**Work required**
Quote every line below exactly and skip any picture.

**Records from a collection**
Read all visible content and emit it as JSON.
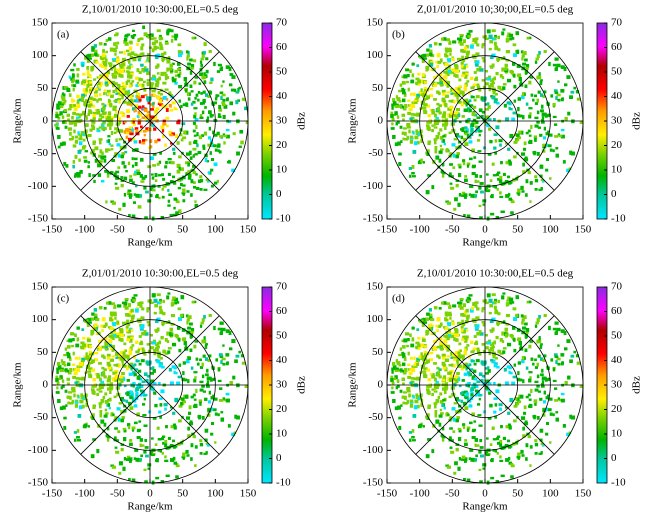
{
  "chart_data": [
    {
      "type": "ppi",
      "title": "Z,10/01/2010 10:30:00,EL=0.5 deg",
      "panel_label": "(a)",
      "xlabel": "Range/km",
      "ylabel": "Range/km",
      "xlim": [
        -150,
        150
      ],
      "ylim": [
        -150,
        150
      ],
      "xticks": [
        -150,
        -100,
        -50,
        0,
        50,
        100,
        150
      ],
      "yticks": [
        -150,
        -100,
        -50,
        0,
        50,
        100,
        150
      ],
      "rings": [
        50,
        100,
        150
      ],
      "colorbar": {
        "label": "dBz",
        "lim": [
          -10,
          70
        ],
        "ticks": [
          -10,
          0,
          10,
          20,
          30,
          40,
          50,
          60,
          70
        ]
      }
    },
    {
      "type": "ppi",
      "title": "Z,01/01/2010 10;30;00,EL=0.5 deg",
      "panel_label": "(b)",
      "xlabel": "Range/km",
      "ylabel": "Range/km",
      "xlim": [
        -150,
        150
      ],
      "ylim": [
        -150,
        150
      ],
      "xticks": [
        -150,
        -100,
        -50,
        0,
        50,
        100,
        150
      ],
      "yticks": [
        -150,
        -100,
        -50,
        0,
        50,
        100,
        150
      ],
      "rings": [
        50,
        100,
        150
      ],
      "colorbar": {
        "label": "dBz",
        "lim": [
          -10,
          70
        ],
        "ticks": [
          -10,
          0,
          10,
          20,
          30,
          40,
          50,
          60,
          70
        ]
      }
    },
    {
      "type": "ppi",
      "title": "Z,01/01/2010 10:30:00,EL=0.5 deg",
      "panel_label": "(c)",
      "xlabel": "Range/km",
      "ylabel": "Range/km",
      "xlim": [
        -150,
        150
      ],
      "ylim": [
        -150,
        150
      ],
      "xticks": [
        -150,
        -100,
        -50,
        0,
        50,
        100,
        150
      ],
      "yticks": [
        -150,
        -100,
        -50,
        0,
        50,
        100,
        150
      ],
      "rings": [
        50,
        100,
        150
      ],
      "colorbar": {
        "label": "dBz",
        "lim": [
          -10,
          70
        ],
        "ticks": [
          -10,
          0,
          10,
          20,
          30,
          40,
          50,
          60,
          70
        ]
      }
    },
    {
      "type": "ppi",
      "title": "Z,10/01/2010 10:30:00,EL=0.5 deg",
      "panel_label": "(d)",
      "xlabel": "Range/km",
      "ylabel": "Range/km",
      "xlim": [
        -150,
        150
      ],
      "ylim": [
        -150,
        150
      ],
      "xticks": [
        -150,
        -100,
        -50,
        0,
        50,
        100,
        150
      ],
      "yticks": [
        -150,
        -100,
        -50,
        0,
        50,
        100,
        150
      ],
      "rings": [
        50,
        100,
        150
      ],
      "colorbar": {
        "label": "dBz",
        "lim": [
          -10,
          70
        ],
        "ticks": [
          -10,
          0,
          10,
          20,
          30,
          40,
          50,
          60,
          70
        ]
      }
    }
  ]
}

**Output for this exercise**
Read all visible content and emit it as JSON.
{
  "chart_data": [
    {
      "type": "ppi",
      "title": "Z,10/01/2010 10:30:00,EL=0.5 deg",
      "panel_label": "(a)",
      "xlabel": "Range/km",
      "ylabel": "Range/km",
      "xlim": [
        -150,
        150
      ],
      "ylim": [
        -150,
        150
      ],
      "xticks": [
        -150,
        -100,
        -50,
        0,
        50,
        100,
        150
      ],
      "yticks": [
        -150,
        -100,
        -50,
        0,
        50,
        100,
        150
      ],
      "rings": [
        50,
        100,
        150
      ],
      "colorbar": {
        "label": "dBz",
        "lim": [
          -10,
          70
        ],
        "ticks": [
          -10,
          0,
          10,
          20,
          30,
          40,
          50,
          60,
          70
        ]
      }
    },
    {
      "type": "ppi",
      "title": "Z,01/01/2010 10;30;00,EL=0.5 deg",
      "panel_label": "(b)",
      "xlabel": "Range/km",
      "ylabel": "Range/km",
      "xlim": [
        -150,
        150
      ],
      "ylim": [
        -150,
        150
      ],
      "xticks": [
        -150,
        -100,
        -50,
        0,
        50,
        100,
        150
      ],
      "yticks": [
        -150,
        -100,
        -50,
        0,
        50,
        100,
        150
      ],
      "rings": [
        50,
        100,
        150
      ],
      "colorbar": {
        "label": "dBz",
        "lim": [
          -10,
          70
        ],
        "ticks": [
          -10,
          0,
          10,
          20,
          30,
          40,
          50,
          60,
          70
        ]
      }
    },
    {
      "type": "ppi",
      "title": "Z,01/01/2010 10:30:00,EL=0.5 deg",
      "panel_label": "(c)",
      "xlabel": "Range/km",
      "ylabel": "Range/km",
      "xlim": [
        -150,
        150
      ],
      "ylim": [
        -150,
        150
      ],
      "xticks": [
        -150,
        -100,
        -50,
        0,
        50,
        100,
        150
      ],
      "yticks": [
        -150,
        -100,
        -50,
        0,
        50,
        100,
        150
      ],
      "rings": [
        50,
        100,
        150
      ],
      "colorbar": {
        "label": "dBz",
        "lim": [
          -10,
          70
        ],
        "ticks": [
          -10,
          0,
          10,
          20,
          30,
          40,
          50,
          60,
          70
        ]
      }
    },
    {
      "type": "ppi",
      "title": "Z,10/01/2010 10:30:00,EL=0.5 deg",
      "panel_label": "(d)",
      "xlabel": "Range/km",
      "ylabel": "Range/km",
      "xlim": [
        -150,
        150
      ],
      "ylim": [
        -150,
        150
      ],
      "xticks": [
        -150,
        -100,
        -50,
        0,
        50,
        100,
        150
      ],
      "yticks": [
        -150,
        -100,
        -50,
        0,
        50,
        100,
        150
      ],
      "rings": [
        50,
        100,
        150
      ],
      "colorbar": {
        "label": "dBz",
        "lim": [
          -10,
          70
        ],
        "ticks": [
          -10,
          0,
          10,
          20,
          30,
          40,
          50,
          60,
          70
        ]
      }
    }
  ]
}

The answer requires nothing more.